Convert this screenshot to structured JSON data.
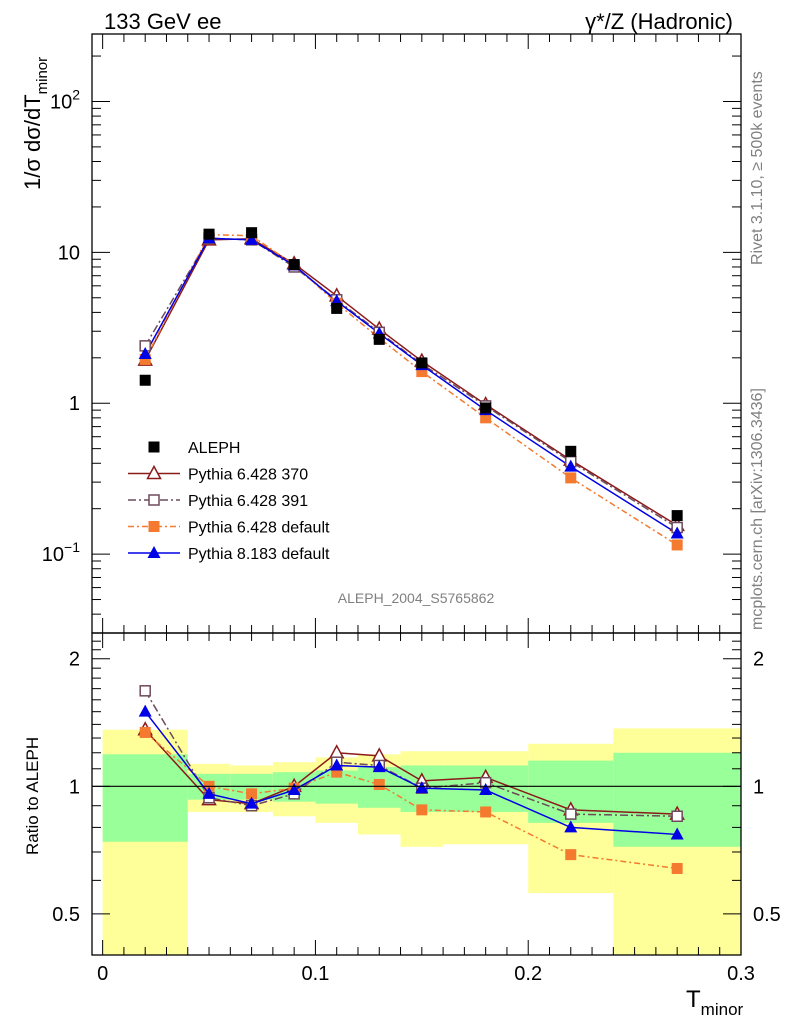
{
  "header": {
    "left": "133 GeV ee",
    "right": "γ*/Z (Hadronic)"
  },
  "side_labels": {
    "rivet": "Rivet 3.1.10, ≥ 500k events",
    "mcplots": "mcplots.cern.ch [arXiv:1306.3436]"
  },
  "analysis_label": "ALEPH_2004_S5765862",
  "chart_data": [
    {
      "type": "scatter",
      "ylabel_prefix": "1/σ  dσ/dT",
      "ylabel_sub": "minor",
      "yscale": "log",
      "ylim": [
        0.03,
        280
      ],
      "xlim": [
        -0.005,
        0.3
      ],
      "yticks": [
        {
          "v": 0.1,
          "base": "10",
          "exp": "−1"
        },
        {
          "v": 1,
          "base": "1",
          "exp": ""
        },
        {
          "v": 10,
          "base": "10",
          "exp": ""
        },
        {
          "v": 100,
          "base": "10",
          "exp": "2"
        }
      ],
      "data": {
        "name": "ALEPH",
        "x": [
          0.02,
          0.05,
          0.07,
          0.09,
          0.11,
          0.13,
          0.15,
          0.18,
          0.22,
          0.27
        ],
        "y": [
          1.42,
          13.2,
          13.5,
          8.3,
          4.25,
          2.65,
          1.85,
          0.93,
          0.48,
          0.18
        ]
      },
      "series": [
        {
          "name": "Pythia 6.428 370",
          "color": "#8b1a1a",
          "dash": "",
          "marker": "triangle-open",
          "y": [
            1.93,
            12.1,
            12.3,
            8.4,
            5.15,
            3.1,
            1.9,
            0.98,
            0.42,
            0.155
          ]
        },
        {
          "name": "Pythia 6.428 391",
          "color": "#6e4a5c",
          "dash": "8,3,2,3",
          "marker": "square-open",
          "y": [
            2.4,
            12.4,
            12.1,
            8.0,
            4.85,
            2.95,
            1.82,
            0.96,
            0.41,
            0.15
          ]
        },
        {
          "name": "Pythia 6.428 default",
          "color": "#f47a30",
          "dash": "6,3,2,3",
          "marker": "square",
          "y": [
            1.95,
            13.1,
            12.9,
            8.25,
            4.6,
            2.7,
            1.62,
            0.8,
            0.32,
            0.115
          ]
        },
        {
          "name": "Pythia 8.183 default",
          "color": "#0000e6",
          "dash": "",
          "marker": "triangle",
          "y": [
            2.12,
            12.4,
            12.1,
            8.2,
            4.75,
            2.9,
            1.79,
            0.9,
            0.38,
            0.137
          ]
        }
      ],
      "legend": [
        {
          "label": "ALEPH"
        },
        {
          "label": "Pythia 6.428 370"
        },
        {
          "label": "Pythia 6.428 391"
        },
        {
          "label": "Pythia 6.428 default"
        },
        {
          "label": "Pythia 8.183 default"
        }
      ]
    },
    {
      "type": "line",
      "ylabel": "Ratio to ALEPH",
      "xlabel": "T",
      "xlabel_sub": "minor",
      "yscale": "log",
      "ylim": [
        0.4,
        2.3
      ],
      "xticks": [
        {
          "v": 0,
          "label": "0"
        },
        {
          "v": 0.1,
          "label": "0.1"
        },
        {
          "v": 0.2,
          "label": "0.2"
        },
        {
          "v": 0.3,
          "label": "0.3"
        }
      ],
      "yticks": [
        {
          "v": 0.5,
          "label": "0.5"
        },
        {
          "v": 1,
          "label": "1"
        },
        {
          "v": 2,
          "label": "2"
        }
      ],
      "bands": [
        {
          "x0": 0.0,
          "x1": 0.04,
          "y1lo": 0.74,
          "y1hi": 1.19,
          "y2lo": 0.35,
          "y2hi": 1.36
        },
        {
          "x0": 0.04,
          "x1": 0.06,
          "y1lo": 0.93,
          "y1hi": 1.07,
          "y2lo": 0.87,
          "y2hi": 1.13
        },
        {
          "x0": 0.06,
          "x1": 0.08,
          "y1lo": 0.93,
          "y1hi": 1.07,
          "y2lo": 0.87,
          "y2hi": 1.12
        },
        {
          "x0": 0.08,
          "x1": 0.1,
          "y1lo": 0.92,
          "y1hi": 1.08,
          "y2lo": 0.85,
          "y2hi": 1.14
        },
        {
          "x0": 0.1,
          "x1": 0.12,
          "y1lo": 0.91,
          "y1hi": 1.09,
          "y2lo": 0.82,
          "y2hi": 1.17
        },
        {
          "x0": 0.12,
          "x1": 0.14,
          "y1lo": 0.89,
          "y1hi": 1.11,
          "y2lo": 0.77,
          "y2hi": 1.19
        },
        {
          "x0": 0.14,
          "x1": 0.16,
          "y1lo": 0.87,
          "y1hi": 1.12,
          "y2lo": 0.72,
          "y2hi": 1.21
        },
        {
          "x0": 0.16,
          "x1": 0.2,
          "y1lo": 0.87,
          "y1hi": 1.12,
          "y2lo": 0.73,
          "y2hi": 1.21
        },
        {
          "x0": 0.2,
          "x1": 0.24,
          "y1lo": 0.82,
          "y1hi": 1.15,
          "y2lo": 0.56,
          "y2hi": 1.26
        },
        {
          "x0": 0.24,
          "x1": 0.3,
          "y1lo": 0.72,
          "y1hi": 1.2,
          "y2lo": 0.35,
          "y2hi": 1.37
        }
      ],
      "series": [
        {
          "name": "Pythia 6.428 370",
          "y": [
            1.36,
            0.93,
            0.91,
            1.0,
            1.2,
            1.18,
            1.03,
            1.05,
            0.88,
            0.86
          ]
        },
        {
          "name": "Pythia 6.428 391",
          "y": [
            1.68,
            0.94,
            0.9,
            0.96,
            1.14,
            1.12,
            0.99,
            1.02,
            0.86,
            0.85
          ]
        },
        {
          "name": "Pythia 6.428 default",
          "y": [
            1.34,
            1.0,
            0.96,
            0.99,
            1.08,
            1.01,
            0.88,
            0.87,
            0.69,
            0.64
          ]
        },
        {
          "name": "Pythia 8.183 default",
          "y": [
            1.5,
            0.96,
            0.91,
            0.98,
            1.12,
            1.11,
            0.99,
            0.98,
            0.8,
            0.77
          ]
        }
      ]
    }
  ]
}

====================

**DO THIS**: All preceding records should be duplicated verbatim, images excepted.

**COMPLETE OUTPUT**:
Convert this screenshot to structured JSON data.
{
  "header": {
    "left": "133 GeV ee",
    "right": "γ*/Z (Hadronic)"
  },
  "side_labels": {
    "rivet": "Rivet 3.1.10, ≥ 500k events",
    "mcplots": "mcplots.cern.ch [arXiv:1306.3436]"
  },
  "analysis_label": "ALEPH_2004_S5765862",
  "chart_data": [
    {
      "type": "scatter",
      "ylabel_prefix": "1/σ  dσ/dT",
      "ylabel_sub": "minor",
      "yscale": "log",
      "ylim": [
        0.03,
        280
      ],
      "xlim": [
        -0.005,
        0.3
      ],
      "yticks": [
        {
          "v": 0.1,
          "base": "10",
          "exp": "−1"
        },
        {
          "v": 1,
          "base": "1",
          "exp": ""
        },
        {
          "v": 10,
          "base": "10",
          "exp": ""
        },
        {
          "v": 100,
          "base": "10",
          "exp": "2"
        }
      ],
      "data": {
        "name": "ALEPH",
        "x": [
          0.02,
          0.05,
          0.07,
          0.09,
          0.11,
          0.13,
          0.15,
          0.18,
          0.22,
          0.27
        ],
        "y": [
          1.42,
          13.2,
          13.5,
          8.3,
          4.25,
          2.65,
          1.85,
          0.93,
          0.48,
          0.18
        ]
      },
      "series": [
        {
          "name": "Pythia 6.428 370",
          "color": "#8b1a1a",
          "dash": "",
          "marker": "triangle-open",
          "y": [
            1.93,
            12.1,
            12.3,
            8.4,
            5.15,
            3.1,
            1.9,
            0.98,
            0.42,
            0.155
          ]
        },
        {
          "name": "Pythia 6.428 391",
          "color": "#6e4a5c",
          "dash": "8,3,2,3",
          "marker": "square-open",
          "y": [
            2.4,
            12.4,
            12.1,
            8.0,
            4.85,
            2.95,
            1.82,
            0.96,
            0.41,
            0.15
          ]
        },
        {
          "name": "Pythia 6.428 default",
          "color": "#f47a30",
          "dash": "6,3,2,3",
          "marker": "square",
          "y": [
            1.95,
            13.1,
            12.9,
            8.25,
            4.6,
            2.7,
            1.62,
            0.8,
            0.32,
            0.115
          ]
        },
        {
          "name": "Pythia 8.183 default",
          "color": "#0000e6",
          "dash": "",
          "marker": "triangle",
          "y": [
            2.12,
            12.4,
            12.1,
            8.2,
            4.75,
            2.9,
            1.79,
            0.9,
            0.38,
            0.137
          ]
        }
      ],
      "legend": [
        {
          "label": "ALEPH"
        },
        {
          "label": "Pythia 6.428 370"
        },
        {
          "label": "Pythia 6.428 391"
        },
        {
          "label": "Pythia 6.428 default"
        },
        {
          "label": "Pythia 8.183 default"
        }
      ]
    },
    {
      "type": "line",
      "ylabel": "Ratio to ALEPH",
      "xlabel": "T",
      "xlabel_sub": "minor",
      "yscale": "log",
      "ylim": [
        0.4,
        2.3
      ],
      "xticks": [
        {
          "v": 0,
          "label": "0"
        },
        {
          "v": 0.1,
          "label": "0.1"
        },
        {
          "v": 0.2,
          "label": "0.2"
        },
        {
          "v": 0.3,
          "label": "0.3"
        }
      ],
      "yticks": [
        {
          "v": 0.5,
          "label": "0.5"
        },
        {
          "v": 1,
          "label": "1"
        },
        {
          "v": 2,
          "label": "2"
        }
      ],
      "bands": [
        {
          "x0": 0.0,
          "x1": 0.04,
          "y1lo": 0.74,
          "y1hi": 1.19,
          "y2lo": 0.35,
          "y2hi": 1.36
        },
        {
          "x0": 0.04,
          "x1": 0.06,
          "y1lo": 0.93,
          "y1hi": 1.07,
          "y2lo": 0.87,
          "y2hi": 1.13
        },
        {
          "x0": 0.06,
          "x1": 0.08,
          "y1lo": 0.93,
          "y1hi": 1.07,
          "y2lo": 0.87,
          "y2hi": 1.12
        },
        {
          "x0": 0.08,
          "x1": 0.1,
          "y1lo": 0.92,
          "y1hi": 1.08,
          "y2lo": 0.85,
          "y2hi": 1.14
        },
        {
          "x0": 0.1,
          "x1": 0.12,
          "y1lo": 0.91,
          "y1hi": 1.09,
          "y2lo": 0.82,
          "y2hi": 1.17
        },
        {
          "x0": 0.12,
          "x1": 0.14,
          "y1lo": 0.89,
          "y1hi": 1.11,
          "y2lo": 0.77,
          "y2hi": 1.19
        },
        {
          "x0": 0.14,
          "x1": 0.16,
          "y1lo": 0.87,
          "y1hi": 1.12,
          "y2lo": 0.72,
          "y2hi": 1.21
        },
        {
          "x0": 0.16,
          "x1": 0.2,
          "y1lo": 0.87,
          "y1hi": 1.12,
          "y2lo": 0.73,
          "y2hi": 1.21
        },
        {
          "x0": 0.2,
          "x1": 0.24,
          "y1lo": 0.82,
          "y1hi": 1.15,
          "y2lo": 0.56,
          "y2hi": 1.26
        },
        {
          "x0": 0.24,
          "x1": 0.3,
          "y1lo": 0.72,
          "y1hi": 1.2,
          "y2lo": 0.35,
          "y2hi": 1.37
        }
      ],
      "series": [
        {
          "name": "Pythia 6.428 370",
          "y": [
            1.36,
            0.93,
            0.91,
            1.0,
            1.2,
            1.18,
            1.03,
            1.05,
            0.88,
            0.86
          ]
        },
        {
          "name": "Pythia 6.428 391",
          "y": [
            1.68,
            0.94,
            0.9,
            0.96,
            1.14,
            1.12,
            0.99,
            1.02,
            0.86,
            0.85
          ]
        },
        {
          "name": "Pythia 6.428 default",
          "y": [
            1.34,
            1.0,
            0.96,
            0.99,
            1.08,
            1.01,
            0.88,
            0.87,
            0.69,
            0.64
          ]
        },
        {
          "name": "Pythia 8.183 default",
          "y": [
            1.5,
            0.96,
            0.91,
            0.98,
            1.12,
            1.11,
            0.99,
            0.98,
            0.8,
            0.77
          ]
        }
      ]
    }
  ]
}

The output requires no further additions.